(RECORDS FOR PROCESSING)

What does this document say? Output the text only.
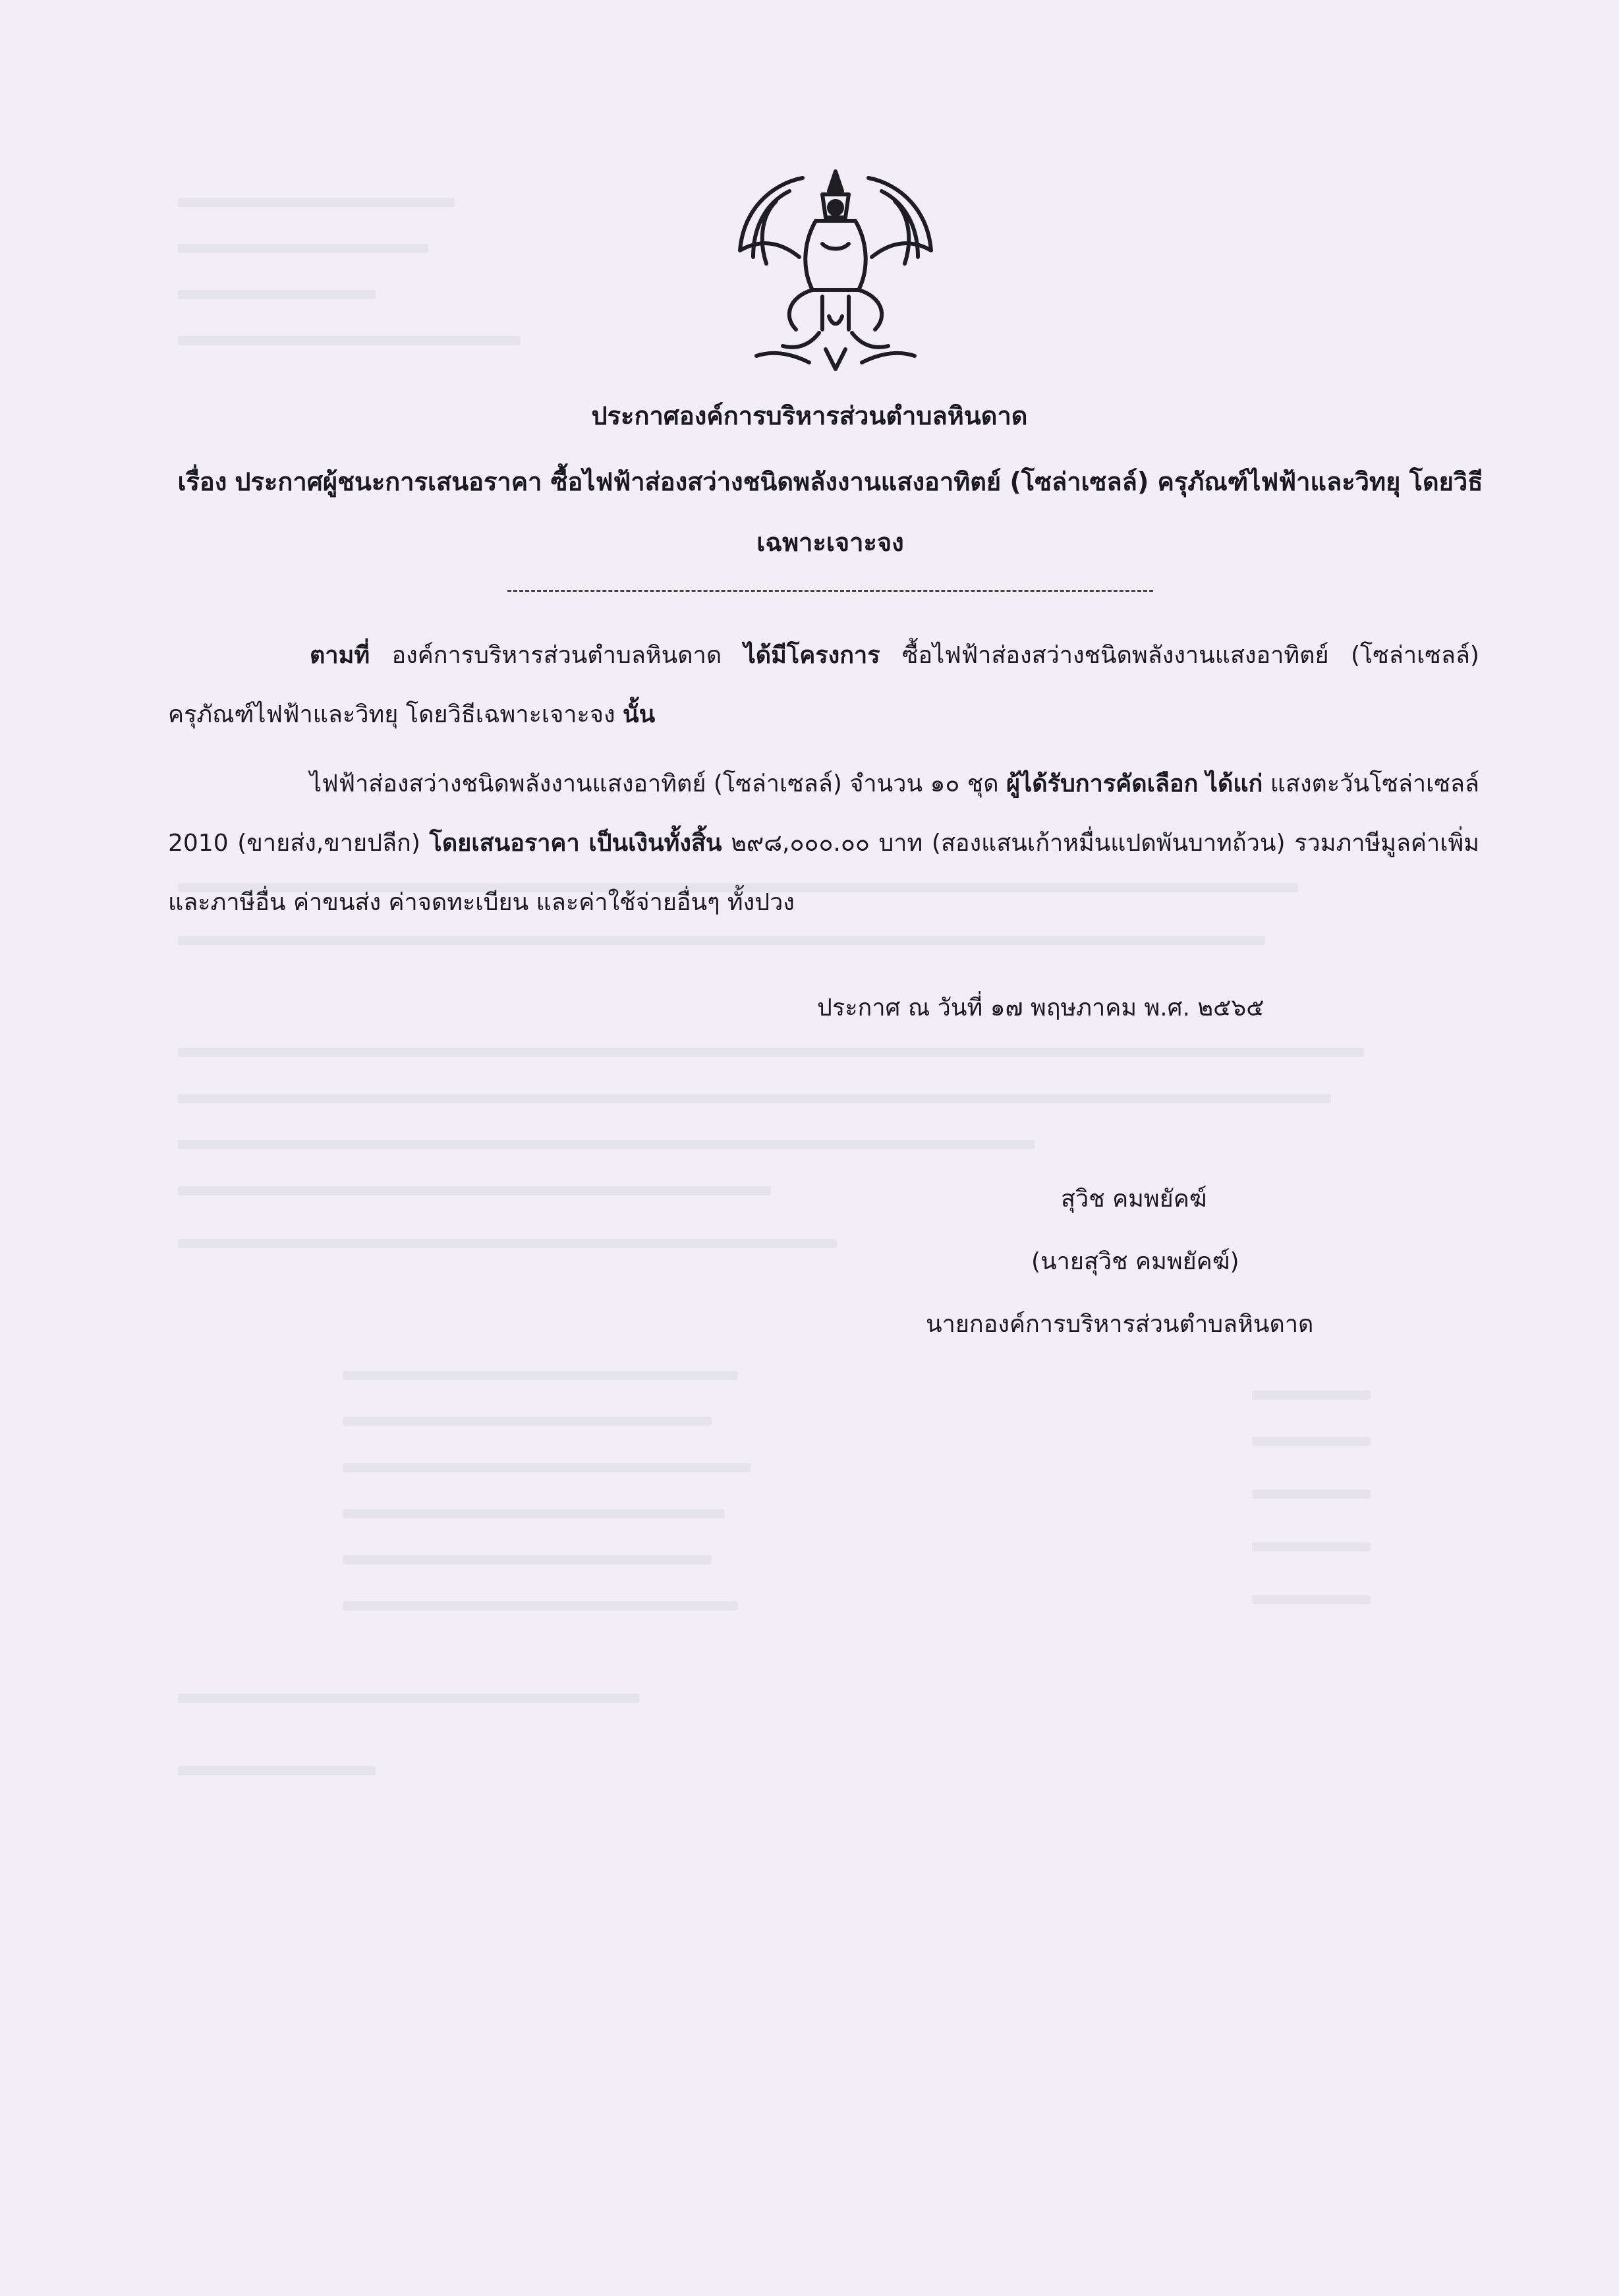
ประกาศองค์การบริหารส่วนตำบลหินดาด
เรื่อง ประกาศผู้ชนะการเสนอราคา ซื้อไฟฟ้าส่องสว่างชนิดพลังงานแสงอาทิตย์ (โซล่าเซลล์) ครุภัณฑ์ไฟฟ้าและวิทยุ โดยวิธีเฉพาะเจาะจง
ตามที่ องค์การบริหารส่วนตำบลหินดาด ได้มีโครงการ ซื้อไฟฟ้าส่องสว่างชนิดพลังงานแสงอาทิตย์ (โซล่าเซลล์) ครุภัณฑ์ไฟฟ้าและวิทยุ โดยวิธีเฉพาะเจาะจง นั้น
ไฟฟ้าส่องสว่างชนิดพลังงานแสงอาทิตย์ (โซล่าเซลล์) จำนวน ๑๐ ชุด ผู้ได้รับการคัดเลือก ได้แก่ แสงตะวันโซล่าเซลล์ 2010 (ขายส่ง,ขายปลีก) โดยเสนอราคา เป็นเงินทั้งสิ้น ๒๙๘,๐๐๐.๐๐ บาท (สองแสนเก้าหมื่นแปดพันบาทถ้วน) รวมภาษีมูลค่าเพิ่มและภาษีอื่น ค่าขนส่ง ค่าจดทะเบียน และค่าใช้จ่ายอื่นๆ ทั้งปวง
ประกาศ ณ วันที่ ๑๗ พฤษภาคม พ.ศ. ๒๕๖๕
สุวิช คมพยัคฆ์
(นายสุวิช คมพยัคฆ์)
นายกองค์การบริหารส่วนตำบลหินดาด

(THE TASK)
Output all of the data exactly as it stands, minus any images.

(TASK ANSWER)
What does this document say? Output the text only.
ประกาศองค์การบริหารส่วนตำบลหินดาด
เรื่อง ประกาศผู้ชนะการเสนอราคา ซื้อไฟฟ้าส่องสว่างชนิดพลังงานแสงอาทิตย์ (โซล่าเซลล์) ครุภัณฑ์ไฟฟ้าและวิทยุ โดยวิธีเฉพาะเจาะจง
ตามที่ องค์การบริหารส่วนตำบลหินดาด ได้มีโครงการ ซื้อไฟฟ้าส่องสว่างชนิดพลังงานแสงอาทิตย์ (โซล่าเซลล์) ครุภัณฑ์ไฟฟ้าและวิทยุ โดยวิธีเฉพาะเจาะจง นั้น
ไฟฟ้าส่องสว่างชนิดพลังงานแสงอาทิตย์ (โซล่าเซลล์) จำนวน ๑๐ ชุด ผู้ได้รับการคัดเลือก ได้แก่ แสงตะวันโซล่าเซลล์ 2010 (ขายส่ง,ขายปลีก) โดยเสนอราคา เป็นเงินทั้งสิ้น ๒๙๘,๐๐๐.๐๐ บาท (สองแสนเก้าหมื่นแปดพันบาทถ้วน) รวมภาษีมูลค่าเพิ่มและภาษีอื่น ค่าขนส่ง ค่าจดทะเบียน และค่าใช้จ่ายอื่นๆ ทั้งปวง
ประกาศ ณ วันที่ ๑๗ พฤษภาคม พ.ศ. ๒๕๖๕
สุวิช คมพยัคฆ์
(นายสุวิช คมพยัคฆ์)
นายกองค์การบริหารส่วนตำบลหินดาด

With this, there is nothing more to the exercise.